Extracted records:
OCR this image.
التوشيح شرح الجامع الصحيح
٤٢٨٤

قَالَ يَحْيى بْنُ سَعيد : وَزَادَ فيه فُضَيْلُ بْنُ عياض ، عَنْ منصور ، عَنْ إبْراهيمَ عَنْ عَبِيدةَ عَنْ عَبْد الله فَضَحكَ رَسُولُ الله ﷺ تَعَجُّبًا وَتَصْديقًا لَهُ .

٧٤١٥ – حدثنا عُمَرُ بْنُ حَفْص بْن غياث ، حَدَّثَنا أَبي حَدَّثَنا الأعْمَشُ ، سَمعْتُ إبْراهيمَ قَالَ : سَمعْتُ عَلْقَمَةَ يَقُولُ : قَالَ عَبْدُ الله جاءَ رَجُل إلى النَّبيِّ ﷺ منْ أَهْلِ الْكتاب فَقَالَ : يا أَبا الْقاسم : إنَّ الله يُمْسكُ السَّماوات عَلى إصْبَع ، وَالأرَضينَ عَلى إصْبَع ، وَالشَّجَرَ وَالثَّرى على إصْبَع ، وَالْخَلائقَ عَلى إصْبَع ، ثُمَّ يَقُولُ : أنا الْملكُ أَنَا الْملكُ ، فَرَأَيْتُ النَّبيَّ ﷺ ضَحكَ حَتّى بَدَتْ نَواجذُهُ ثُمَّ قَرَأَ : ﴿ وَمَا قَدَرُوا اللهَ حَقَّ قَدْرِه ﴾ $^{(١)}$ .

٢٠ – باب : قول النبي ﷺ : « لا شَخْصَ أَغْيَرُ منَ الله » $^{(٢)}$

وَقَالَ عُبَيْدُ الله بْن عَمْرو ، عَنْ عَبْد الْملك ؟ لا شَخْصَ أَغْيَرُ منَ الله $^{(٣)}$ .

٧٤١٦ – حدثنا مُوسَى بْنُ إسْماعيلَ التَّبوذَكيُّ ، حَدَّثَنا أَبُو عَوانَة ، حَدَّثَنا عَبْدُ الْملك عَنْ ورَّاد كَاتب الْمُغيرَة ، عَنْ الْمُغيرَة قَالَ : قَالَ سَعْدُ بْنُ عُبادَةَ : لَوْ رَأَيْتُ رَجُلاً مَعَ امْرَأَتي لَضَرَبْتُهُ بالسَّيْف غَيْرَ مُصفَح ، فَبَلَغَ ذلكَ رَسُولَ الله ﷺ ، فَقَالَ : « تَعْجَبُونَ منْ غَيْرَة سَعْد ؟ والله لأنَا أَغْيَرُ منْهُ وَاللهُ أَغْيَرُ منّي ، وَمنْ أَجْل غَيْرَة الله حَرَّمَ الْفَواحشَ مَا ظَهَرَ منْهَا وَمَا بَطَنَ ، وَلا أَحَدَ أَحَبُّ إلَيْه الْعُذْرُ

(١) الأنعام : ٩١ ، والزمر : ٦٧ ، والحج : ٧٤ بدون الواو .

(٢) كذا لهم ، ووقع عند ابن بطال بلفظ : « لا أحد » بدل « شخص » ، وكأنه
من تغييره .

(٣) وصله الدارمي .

...

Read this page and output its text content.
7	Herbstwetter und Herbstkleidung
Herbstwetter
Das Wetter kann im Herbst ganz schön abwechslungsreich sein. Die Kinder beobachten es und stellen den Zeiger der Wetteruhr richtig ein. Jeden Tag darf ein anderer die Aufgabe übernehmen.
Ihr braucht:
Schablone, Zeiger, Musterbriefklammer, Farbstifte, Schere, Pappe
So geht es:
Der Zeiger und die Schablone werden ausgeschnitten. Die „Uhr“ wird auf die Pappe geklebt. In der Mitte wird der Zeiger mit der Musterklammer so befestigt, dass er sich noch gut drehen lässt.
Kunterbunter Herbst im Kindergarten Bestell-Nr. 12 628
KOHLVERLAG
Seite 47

---

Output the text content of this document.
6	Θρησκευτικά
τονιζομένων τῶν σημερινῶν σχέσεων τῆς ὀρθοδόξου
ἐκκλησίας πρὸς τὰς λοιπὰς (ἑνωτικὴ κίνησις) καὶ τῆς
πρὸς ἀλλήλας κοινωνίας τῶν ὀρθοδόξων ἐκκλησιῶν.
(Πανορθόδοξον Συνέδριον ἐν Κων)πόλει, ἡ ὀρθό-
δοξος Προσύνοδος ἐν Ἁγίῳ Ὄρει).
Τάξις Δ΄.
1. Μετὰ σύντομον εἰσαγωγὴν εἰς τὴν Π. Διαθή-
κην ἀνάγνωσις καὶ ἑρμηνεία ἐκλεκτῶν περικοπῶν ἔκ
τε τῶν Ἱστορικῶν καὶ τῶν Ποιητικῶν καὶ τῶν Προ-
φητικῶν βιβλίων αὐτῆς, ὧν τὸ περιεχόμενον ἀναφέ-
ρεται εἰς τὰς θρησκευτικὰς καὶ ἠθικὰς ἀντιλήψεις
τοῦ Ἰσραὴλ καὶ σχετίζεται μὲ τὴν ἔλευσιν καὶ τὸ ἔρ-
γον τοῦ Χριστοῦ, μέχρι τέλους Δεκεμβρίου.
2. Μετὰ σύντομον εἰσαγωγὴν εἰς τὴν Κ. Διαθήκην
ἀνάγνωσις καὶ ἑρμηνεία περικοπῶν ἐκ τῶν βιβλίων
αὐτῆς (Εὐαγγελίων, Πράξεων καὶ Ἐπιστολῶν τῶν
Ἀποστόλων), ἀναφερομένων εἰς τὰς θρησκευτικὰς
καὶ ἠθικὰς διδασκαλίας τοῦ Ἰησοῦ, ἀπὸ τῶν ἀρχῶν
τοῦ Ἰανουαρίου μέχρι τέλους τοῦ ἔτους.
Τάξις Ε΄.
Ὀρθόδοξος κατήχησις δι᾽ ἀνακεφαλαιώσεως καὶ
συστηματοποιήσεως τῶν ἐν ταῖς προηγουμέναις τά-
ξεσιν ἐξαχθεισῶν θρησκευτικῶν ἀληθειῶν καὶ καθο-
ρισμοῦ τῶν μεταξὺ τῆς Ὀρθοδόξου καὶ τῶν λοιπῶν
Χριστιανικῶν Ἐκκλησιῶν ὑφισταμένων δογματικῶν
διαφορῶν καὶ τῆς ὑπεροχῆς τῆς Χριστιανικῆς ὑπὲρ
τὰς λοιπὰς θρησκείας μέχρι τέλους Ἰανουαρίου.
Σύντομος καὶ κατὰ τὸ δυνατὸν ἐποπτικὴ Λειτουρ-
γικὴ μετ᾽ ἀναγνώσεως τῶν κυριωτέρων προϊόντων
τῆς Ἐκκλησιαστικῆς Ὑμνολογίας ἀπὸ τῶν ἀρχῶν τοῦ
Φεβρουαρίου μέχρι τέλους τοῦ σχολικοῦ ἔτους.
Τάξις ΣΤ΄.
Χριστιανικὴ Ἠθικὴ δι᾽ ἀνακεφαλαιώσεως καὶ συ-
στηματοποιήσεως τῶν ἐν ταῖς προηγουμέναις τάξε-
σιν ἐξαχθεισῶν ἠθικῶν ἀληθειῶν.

Written exercise – Among the lines above, count those containing the word "μέχρι" and give nothing but the result.

Task solution – 4